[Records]
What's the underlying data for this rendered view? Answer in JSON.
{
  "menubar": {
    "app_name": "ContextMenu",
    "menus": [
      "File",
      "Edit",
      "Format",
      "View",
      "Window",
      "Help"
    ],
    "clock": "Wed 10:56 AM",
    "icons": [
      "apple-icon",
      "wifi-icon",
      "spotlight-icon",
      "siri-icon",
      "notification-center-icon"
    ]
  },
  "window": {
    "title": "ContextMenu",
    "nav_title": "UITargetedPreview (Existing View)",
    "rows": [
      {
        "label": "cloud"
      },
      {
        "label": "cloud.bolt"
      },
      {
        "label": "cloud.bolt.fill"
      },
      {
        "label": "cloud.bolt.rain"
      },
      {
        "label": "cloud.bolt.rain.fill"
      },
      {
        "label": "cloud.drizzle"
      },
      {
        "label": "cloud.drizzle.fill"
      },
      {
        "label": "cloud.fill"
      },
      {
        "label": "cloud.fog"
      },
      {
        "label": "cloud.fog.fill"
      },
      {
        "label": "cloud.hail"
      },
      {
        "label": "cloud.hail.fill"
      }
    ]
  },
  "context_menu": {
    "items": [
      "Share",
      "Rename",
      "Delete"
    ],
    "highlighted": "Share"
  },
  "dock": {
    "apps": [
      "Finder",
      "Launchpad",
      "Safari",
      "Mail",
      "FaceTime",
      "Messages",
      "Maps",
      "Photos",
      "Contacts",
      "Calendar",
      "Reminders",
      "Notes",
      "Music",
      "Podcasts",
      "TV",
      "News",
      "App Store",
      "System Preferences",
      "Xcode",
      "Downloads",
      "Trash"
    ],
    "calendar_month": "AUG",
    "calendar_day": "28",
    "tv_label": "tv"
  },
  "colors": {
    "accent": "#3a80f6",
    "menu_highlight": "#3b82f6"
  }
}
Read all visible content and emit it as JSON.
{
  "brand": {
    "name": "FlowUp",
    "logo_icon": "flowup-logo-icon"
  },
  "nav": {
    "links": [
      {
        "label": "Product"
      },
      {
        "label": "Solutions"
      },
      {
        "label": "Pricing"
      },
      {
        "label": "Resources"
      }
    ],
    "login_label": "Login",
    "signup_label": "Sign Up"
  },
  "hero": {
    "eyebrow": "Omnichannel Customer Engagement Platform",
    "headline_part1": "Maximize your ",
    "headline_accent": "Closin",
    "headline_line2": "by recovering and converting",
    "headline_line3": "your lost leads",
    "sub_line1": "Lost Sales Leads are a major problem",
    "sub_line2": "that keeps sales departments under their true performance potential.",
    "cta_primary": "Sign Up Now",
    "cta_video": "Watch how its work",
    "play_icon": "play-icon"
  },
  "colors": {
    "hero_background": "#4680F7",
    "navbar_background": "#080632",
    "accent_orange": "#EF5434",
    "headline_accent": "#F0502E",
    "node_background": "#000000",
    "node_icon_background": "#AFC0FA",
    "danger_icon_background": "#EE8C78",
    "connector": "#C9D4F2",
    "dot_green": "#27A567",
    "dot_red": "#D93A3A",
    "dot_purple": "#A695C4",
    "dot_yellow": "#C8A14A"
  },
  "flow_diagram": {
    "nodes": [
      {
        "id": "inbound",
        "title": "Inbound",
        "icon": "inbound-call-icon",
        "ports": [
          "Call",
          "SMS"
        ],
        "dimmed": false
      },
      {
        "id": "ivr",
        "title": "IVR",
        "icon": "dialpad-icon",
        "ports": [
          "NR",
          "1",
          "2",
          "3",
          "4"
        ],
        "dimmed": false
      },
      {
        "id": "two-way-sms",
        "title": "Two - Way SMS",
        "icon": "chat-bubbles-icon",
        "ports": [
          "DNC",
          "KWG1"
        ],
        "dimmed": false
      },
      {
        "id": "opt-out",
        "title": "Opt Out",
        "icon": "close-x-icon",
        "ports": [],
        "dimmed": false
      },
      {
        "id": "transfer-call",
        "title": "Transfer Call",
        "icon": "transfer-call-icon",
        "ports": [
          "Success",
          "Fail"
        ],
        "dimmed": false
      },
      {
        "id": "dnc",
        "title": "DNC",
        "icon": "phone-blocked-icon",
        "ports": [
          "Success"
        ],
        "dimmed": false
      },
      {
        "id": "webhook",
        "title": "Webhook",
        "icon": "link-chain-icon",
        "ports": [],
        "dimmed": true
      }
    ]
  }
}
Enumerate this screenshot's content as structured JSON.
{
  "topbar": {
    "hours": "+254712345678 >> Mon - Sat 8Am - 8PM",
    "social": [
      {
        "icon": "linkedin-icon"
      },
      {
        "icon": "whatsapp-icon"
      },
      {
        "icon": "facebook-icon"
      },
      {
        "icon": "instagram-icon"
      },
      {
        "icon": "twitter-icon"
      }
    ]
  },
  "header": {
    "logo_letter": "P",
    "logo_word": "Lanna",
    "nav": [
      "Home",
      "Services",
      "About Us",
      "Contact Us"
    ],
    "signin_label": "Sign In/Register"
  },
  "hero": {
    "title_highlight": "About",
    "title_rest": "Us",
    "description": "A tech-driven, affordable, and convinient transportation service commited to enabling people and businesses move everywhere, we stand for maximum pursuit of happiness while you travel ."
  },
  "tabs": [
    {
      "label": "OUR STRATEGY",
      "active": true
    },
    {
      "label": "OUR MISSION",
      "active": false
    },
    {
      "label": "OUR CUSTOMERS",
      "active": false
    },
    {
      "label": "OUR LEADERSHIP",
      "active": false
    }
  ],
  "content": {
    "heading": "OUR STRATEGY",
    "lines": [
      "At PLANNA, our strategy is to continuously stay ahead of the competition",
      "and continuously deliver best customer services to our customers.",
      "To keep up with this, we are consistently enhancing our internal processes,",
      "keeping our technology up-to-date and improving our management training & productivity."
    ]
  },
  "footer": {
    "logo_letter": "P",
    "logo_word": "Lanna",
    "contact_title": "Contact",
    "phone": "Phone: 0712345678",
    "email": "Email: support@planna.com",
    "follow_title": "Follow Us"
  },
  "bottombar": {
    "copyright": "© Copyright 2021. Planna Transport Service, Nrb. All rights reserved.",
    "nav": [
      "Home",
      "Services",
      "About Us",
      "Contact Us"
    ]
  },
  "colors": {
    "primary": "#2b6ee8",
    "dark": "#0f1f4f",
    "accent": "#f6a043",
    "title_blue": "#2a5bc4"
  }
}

TASK REQUIREMENTS:
Copy every line verbatim.

THE ANSWER:
What's the underlying data for this rendered view? Answer in JSON.
{
  "menubar": {
    "app_name": "ContextMenu",
    "menus": [
      "File",
      "Edit",
      "Format",
      "View",
      "Window",
      "Help"
    ],
    "clock": "Wed 10:56 AM",
    "icons": [
      "apple-icon",
      "wifi-icon",
      "spotlight-icon",
      "siri-icon",
      "notification-center-icon"
    ]
  },
  "window": {
    "title": "ContextMenu",
    "nav_title": "UITargetedPreview (Existing View)",
    "rows": [
      {
        "label": "cloud"
      },
      {
        "label": "cloud.bolt"
      },
      {
        "label": "cloud.bolt.fill"
      },
      {
        "label": "cloud.bolt.rain"
      },
      {
        "label": "cloud.bolt.rain.fill"
      },
      {
        "label": "cloud.drizzle"
      },
      {
        "label": "cloud.drizzle.fill"
      },
      {
        "label": "cloud.fill"
      },
      {
        "label": "cloud.fog"
      },
      {
        "label": "cloud.fog.fill"
      },
      {
        "label": "cloud.hail"
      },
      {
        "label": "cloud.hail.fill"
      }
    ]
  },
  "context_menu": {
    "items": [
      "Share",
      "Rename",
      "Delete"
    ],
    "highlighted": "Share"
  },
  "dock": {
    "apps": [
      "Finder",
      "Launchpad",
      "Safari",
      "Mail",
      "FaceTime",
      "Messages",
      "Maps",
      "Photos",
      "Contacts",
      "Calendar",
      "Reminders",
      "Notes",
      "Music",
      "Podcasts",
      "TV",
      "News",
      "App Store",
      "System Preferences",
      "Xcode",
      "Downloads",
      "Trash"
    ],
    "calendar_month": "AUG",
    "calendar_day": "28",
    "tv_label": "tv"
  },
  "colors": {
    "accent": "#3a80f6",
    "menu_highlight": "#3b82f6"
  }
}
Read all visible content and emit it as JSON.
{
  "brand": {
    "name": "FlowUp",
    "logo_icon": "flowup-logo-icon"
  },
  "nav": {
    "links": [
      {
        "label": "Product"
      },
      {
        "label": "Solutions"
      },
      {
        "label": "Pricing"
      },
      {
        "label": "Resources"
      }
    ],
    "login_label": "Login",
    "signup_label": "Sign Up"
  },
  "hero": {
    "eyebrow": "Omnichannel Customer Engagement Platform",
    "headline_part1": "Maximize your ",
    "headline_accent": "Closin",
    "headline_line2": "by recovering and converting",
    "headline_line3": "your lost leads",
    "sub_line1": "Lost Sales Leads are a major problem",
    "sub_line2": "that keeps sales departments under their true performance potential.",
    "cta_primary": "Sign Up Now",
    "cta_video": "Watch how its work",
    "play_icon": "play-icon"
  },
  "colors": {
    "hero_background": "#4680F7",
    "navbar_background": "#080632",
    "accent_orange": "#EF5434",
    "headline_accent": "#F0502E",
    "node_background": "#000000",
    "node_icon_background": "#AFC0FA",
    "danger_icon_background": "#EE8C78",
    "connector": "#C9D4F2",
    "dot_green": "#27A567",
    "dot_red": "#D93A3A",
    "dot_purple": "#A695C4",
    "dot_yellow": "#C8A14A"
  },
  "flow_diagram": {
    "nodes": [
      {
        "id": "inbound",
        "title": "Inbound",
        "icon": "inbound-call-icon",
        "ports": [
          "Call",
          "SMS"
        ],
        "dimmed": false
      },
      {
        "id": "ivr",
        "title": "IVR",
        "icon": "dialpad-icon",
        "ports": [
          "NR",
          "1",
          "2",
          "3",
          "4"
        ],
        "dimmed": false
      },
      {
        "id": "two-way-sms",
        "title": "Two - Way SMS",
        "icon": "chat-bubbles-icon",
        "ports": [
          "DNC",
          "KWG1"
        ],
        "dimmed": false
      },
      {
        "id": "opt-out",
        "title": "Opt Out",
        "icon": "close-x-icon",
        "ports": [],
        "dimmed": false
      },
      {
        "id": "transfer-call",
        "title": "Transfer Call",
        "icon": "transfer-call-icon",
        "ports": [
          "Success",
          "Fail"
        ],
        "dimmed": false
      },
      {
        "id": "dnc",
        "title": "DNC",
        "icon": "phone-blocked-icon",
        "ports": [
          "Success"
        ],
        "dimmed": false
      },
      {
        "id": "webhook",
        "title": "Webhook",
        "icon": "link-chain-icon",
        "ports": [],
        "dimmed": true
      }
    ]
  }
}
Enumerate this screenshot's content as structured JSON.
{
  "topbar": {
    "hours": "+254712345678 >> Mon - Sat 8Am - 8PM",
    "social": [
      {
        "icon": "linkedin-icon"
      },
      {
        "icon": "whatsapp-icon"
      },
      {
        "icon": "facebook-icon"
      },
      {
        "icon": "instagram-icon"
      },
      {
        "icon": "twitter-icon"
      }
    ]
  },
  "header": {
    "logo_letter": "P",
    "logo_word": "Lanna",
    "nav": [
      "Home",
      "Services",
      "About Us",
      "Contact Us"
    ],
    "signin_label": "Sign In/Register"
  },
  "hero": {
    "title_highlight": "About",
    "title_rest": "Us",
    "description": "A tech-driven, affordable, and convinient transportation service commited to enabling people and businesses move everywhere, we stand for maximum pursuit of happiness while you travel ."
  },
  "tabs": [
    {
      "label": "OUR STRATEGY",
      "active": true
    },
    {
      "label": "OUR MISSION",
      "active": false
    },
    {
      "label": "OUR CUSTOMERS",
      "active": false
    },
    {
      "label": "OUR LEADERSHIP",
      "active": false
    }
  ],
  "content": {
    "heading": "OUR STRATEGY",
    "lines": [
      "At PLANNA, our strategy is to continuously stay ahead of the competition",
      "and continuously deliver best customer services to our customers.",
      "To keep up with this, we are consistently enhancing our internal processes,",
      "keeping our technology up-to-date and improving our management training & productivity."
    ]
  },
  "footer": {
    "logo_letter": "P",
    "logo_word": "Lanna",
    "contact_title": "Contact",
    "phone": "Phone: 0712345678",
    "email": "Email: support@planna.com",
    "follow_title": "Follow Us"
  },
  "bottombar": {
    "copyright": "© Copyright 2021. Planna Transport Service, Nrb. All rights reserved.",
    "nav": [
      "Home",
      "Services",
      "About Us",
      "Contact Us"
    ]
  },
  "colors": {
    "primary": "#2b6ee8",
    "dark": "#0f1f4f",
    "accent": "#f6a043",
    "title_blue": "#2a5bc4"
  }
}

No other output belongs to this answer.